┏━━

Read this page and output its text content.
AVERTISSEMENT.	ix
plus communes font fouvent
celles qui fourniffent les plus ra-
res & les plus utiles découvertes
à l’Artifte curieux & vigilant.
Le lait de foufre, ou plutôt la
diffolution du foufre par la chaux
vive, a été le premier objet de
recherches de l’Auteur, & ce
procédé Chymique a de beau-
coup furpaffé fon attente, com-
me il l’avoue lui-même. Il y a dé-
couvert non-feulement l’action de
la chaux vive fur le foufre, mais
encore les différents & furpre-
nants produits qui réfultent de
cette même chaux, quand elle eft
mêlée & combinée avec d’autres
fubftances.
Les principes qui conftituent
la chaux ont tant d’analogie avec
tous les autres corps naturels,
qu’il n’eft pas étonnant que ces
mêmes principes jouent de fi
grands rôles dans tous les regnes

┗━━

What to do: Your task is to retype all of the records exactly.

Correct answer:
Read this page and output its text content.
AVERTISSEMENT.	ix
plus communes font fouvent
celles qui fourniffent les plus ra-
res & les plus utiles découvertes
à l’Artifte curieux & vigilant.
Le lait de foufre, ou plutôt la
diffolution du foufre par la chaux
vive, a été le premier objet de
recherches de l’Auteur, & ce
procédé Chymique a de beau-
coup furpaffé fon attente, com-
me il l’avoue lui-même. Il y a dé-
couvert non-feulement l’action de
la chaux vive fur le foufre, mais
encore les différents & furpre-
nants produits qui réfultent de
cette même chaux, quand elle eft
mêlée & combinée avec d’autres
fubftances.
Les principes qui conftituent
la chaux ont tant d’analogie avec
tous les autres corps naturels,
qu’il n’eft pas étonnant que ces
mêmes principes jouent de fi
grands rôles dans tous les regnes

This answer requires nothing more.